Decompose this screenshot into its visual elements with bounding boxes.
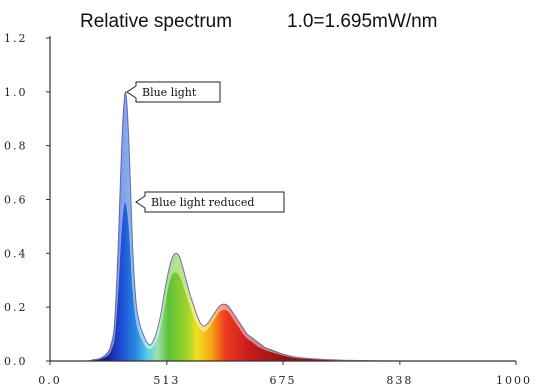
==
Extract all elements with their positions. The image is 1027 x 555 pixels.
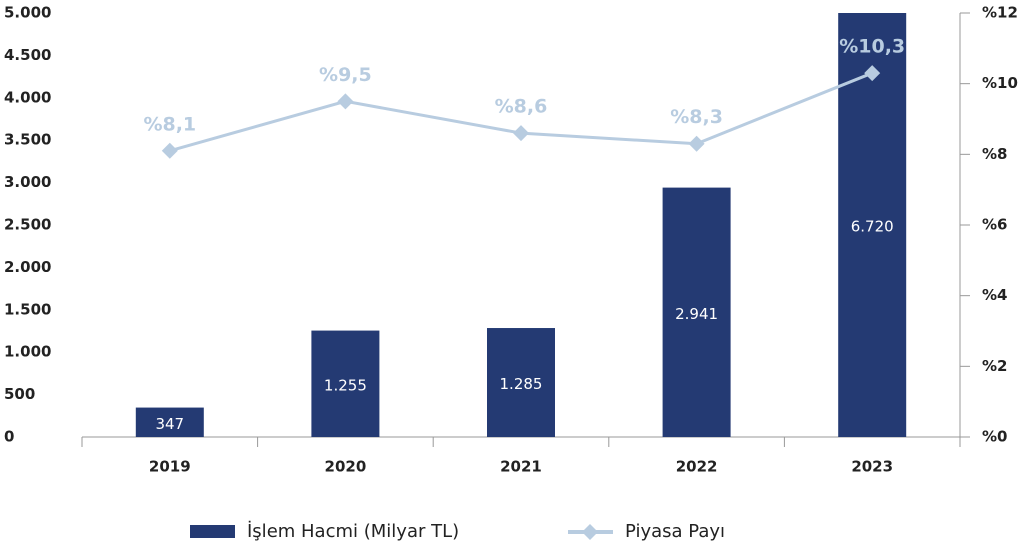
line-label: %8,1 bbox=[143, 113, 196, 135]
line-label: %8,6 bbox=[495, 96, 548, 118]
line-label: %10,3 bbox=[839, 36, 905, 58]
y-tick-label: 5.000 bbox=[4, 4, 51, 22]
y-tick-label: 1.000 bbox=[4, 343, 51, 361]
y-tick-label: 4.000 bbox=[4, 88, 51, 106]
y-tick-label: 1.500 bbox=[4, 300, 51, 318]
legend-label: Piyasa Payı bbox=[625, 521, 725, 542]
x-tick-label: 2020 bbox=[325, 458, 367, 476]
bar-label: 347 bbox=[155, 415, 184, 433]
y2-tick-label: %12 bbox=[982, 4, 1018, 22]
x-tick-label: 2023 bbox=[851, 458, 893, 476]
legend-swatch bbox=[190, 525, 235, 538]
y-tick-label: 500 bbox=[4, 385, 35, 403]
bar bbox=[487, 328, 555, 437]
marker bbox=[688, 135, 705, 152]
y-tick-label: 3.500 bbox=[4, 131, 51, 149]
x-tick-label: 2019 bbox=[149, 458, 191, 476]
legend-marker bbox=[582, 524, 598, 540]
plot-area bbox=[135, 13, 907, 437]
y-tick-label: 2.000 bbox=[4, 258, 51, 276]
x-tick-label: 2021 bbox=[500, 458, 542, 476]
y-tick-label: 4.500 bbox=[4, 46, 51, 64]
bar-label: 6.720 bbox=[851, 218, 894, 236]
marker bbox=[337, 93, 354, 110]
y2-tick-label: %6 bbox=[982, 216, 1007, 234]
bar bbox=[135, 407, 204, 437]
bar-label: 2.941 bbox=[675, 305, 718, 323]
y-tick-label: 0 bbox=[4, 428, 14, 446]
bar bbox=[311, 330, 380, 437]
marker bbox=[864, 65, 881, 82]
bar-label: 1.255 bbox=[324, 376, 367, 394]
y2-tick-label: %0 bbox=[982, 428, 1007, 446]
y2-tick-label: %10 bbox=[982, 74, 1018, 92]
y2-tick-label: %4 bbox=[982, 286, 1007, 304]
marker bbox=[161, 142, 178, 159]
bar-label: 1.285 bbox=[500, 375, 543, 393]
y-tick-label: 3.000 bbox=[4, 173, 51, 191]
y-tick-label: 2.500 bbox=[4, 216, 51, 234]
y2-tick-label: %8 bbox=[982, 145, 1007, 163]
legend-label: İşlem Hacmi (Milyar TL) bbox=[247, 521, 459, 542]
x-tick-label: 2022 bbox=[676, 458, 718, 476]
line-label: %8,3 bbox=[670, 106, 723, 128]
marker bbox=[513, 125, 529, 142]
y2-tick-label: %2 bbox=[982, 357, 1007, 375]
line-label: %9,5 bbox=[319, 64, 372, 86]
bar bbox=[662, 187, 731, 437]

* [Task directions]
Copy, word for word, everything above from the line containing "Extract all elements" down to the line containing "y-tick-label: 1.000 bbox=[4, 343, 51, 361]", both of those lines included. Leave out any picture.

* [Task result]
Extract all elements with their positions. The image is 1027 x 555 pixels.
line-label: %8,1 bbox=[143, 113, 196, 135]
line-label: %8,6 bbox=[495, 96, 548, 118]
line-label: %10,3 bbox=[839, 36, 905, 58]
y-tick-label: 5.000 bbox=[4, 4, 51, 22]
y-tick-label: 1.000 bbox=[4, 343, 51, 361]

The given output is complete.